WORK TO BE COMPLETED:
Here are some records; quote them exactly, leaving out the pictures.

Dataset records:
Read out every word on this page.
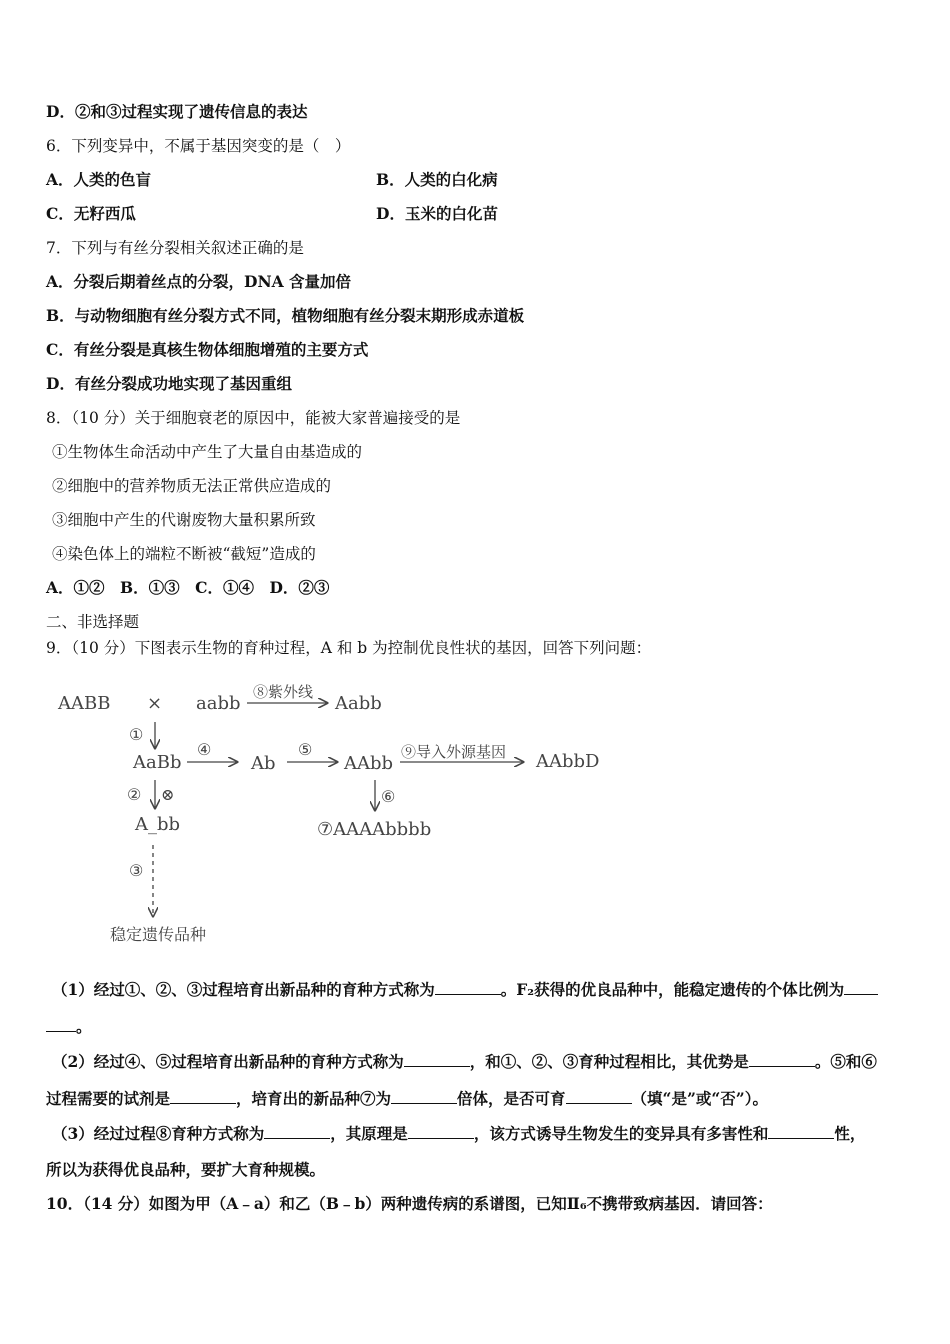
D．②和③过程实现了遗传信息的表达
6．下列变异中，不属于基因突变的是（　）
A．人类的色盲	B．人类的白化病
C．无籽西瓜	D．玉米的白化苗
7．下列与有丝分裂相关叙述正确的是
A．分裂后期着丝点的分裂，DNA 含量加倍
B．与动物细胞有丝分裂方式不同，植物细胞有丝分裂末期形成赤道板
C．有丝分裂是真核生物体细胞增殖的主要方式
D．有丝分裂成功地实现了基因重组
8．（10 分）关于细胞衰老的原因中，能被大家普遍接受的是
①生物体生命活动中产生了大量自由基造成的
②细胞中的营养物质无法正常供应造成的
③细胞中产生的代谢废物大量积累所致
④染色体上的端粒不断被“截短”造成的
A．①②　B．①③　C．①④　D．②③
二、非选择题
9．（10 分）下图表示生物的育种过程，A 和 b 为控制优良性状的基因，回答下列问题：
AABB × aabb
⑧紫外线
Aabb
①
AaBb
④
Ab
⑤
AAbb
⑨导入外源基因 AAbbD
② ⊗	⑥
A_bb	⑦AAAAbbbb
③
稳定遗传品种
（1）经过①、②、③过程培育出新品种的育种方式称为	。F₂获得的优良品种中，能稳定遗传的个体比例为
。
（2）经过④、⑤过程培育出新品种的育种方式称为	，和①、②、③育种过程相比，其优势是	。⑤和⑥
过程需要的试剂是	，培育出的新品种⑦为	倍体，是否可育	（填“是”或“否”）。
（3）经过过程⑧育种方式称为	，其原理是	，该方式诱导生物发生的变异具有多害性和	性，
所以为获得优良品种，要扩大育种规模。
10．（14 分）如图为甲（A﹣a）和乙（B﹣b）两种遗传病的系谱图，已知Ⅱ₆不携带致病基因．请回答：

RESULT FOR THIS TASK:
Read out every word on this page.
D．②和③过程实现了遗传信息的表达
6．下列变异中，不属于基因突变的是（　）
A．人类的色盲	B．人类的白化病
C．无籽西瓜	D．玉米的白化苗
7．下列与有丝分裂相关叙述正确的是
A．分裂后期着丝点的分裂，DNA 含量加倍
B．与动物细胞有丝分裂方式不同，植物细胞有丝分裂末期形成赤道板
C．有丝分裂是真核生物体细胞增殖的主要方式
D．有丝分裂成功地实现了基因重组
8．（10 分）关于细胞衰老的原因中，能被大家普遍接受的是
①生物体生命活动中产生了大量自由基造成的
②细胞中的营养物质无法正常供应造成的
③细胞中产生的代谢废物大量积累所致
④染色体上的端粒不断被“截短”造成的
A．①②　B．①③　C．①④　D．②③
二、非选择题
9．（10 分）下图表示生物的育种过程，A 和 b 为控制优良性状的基因，回答下列问题：
AABB × aabb
⑧紫外线
Aabb
①
AaBb
④
Ab
⑤
AAbb
⑨导入外源基因 AAbbD
② ⊗	⑥
A_bb	⑦AAAAbbbb
③
稳定遗传品种
（1）经过①、②、③过程培育出新品种的育种方式称为	。F₂获得的优良品种中，能稳定遗传的个体比例为
。
（2）经过④、⑤过程培育出新品种的育种方式称为	，和①、②、③育种过程相比，其优势是	。⑤和⑥
过程需要的试剂是	，培育出的新品种⑦为	倍体，是否可育	（填“是”或“否”）。
（3）经过过程⑧育种方式称为	，其原理是	，该方式诱导生物发生的变异具有多害性和	性，
所以为获得优良品种，要扩大育种规模。
10．（14 分）如图为甲（A﹣a）和乙（B﹣b）两种遗传病的系谱图，已知Ⅱ₆不携带致病基因．请回答：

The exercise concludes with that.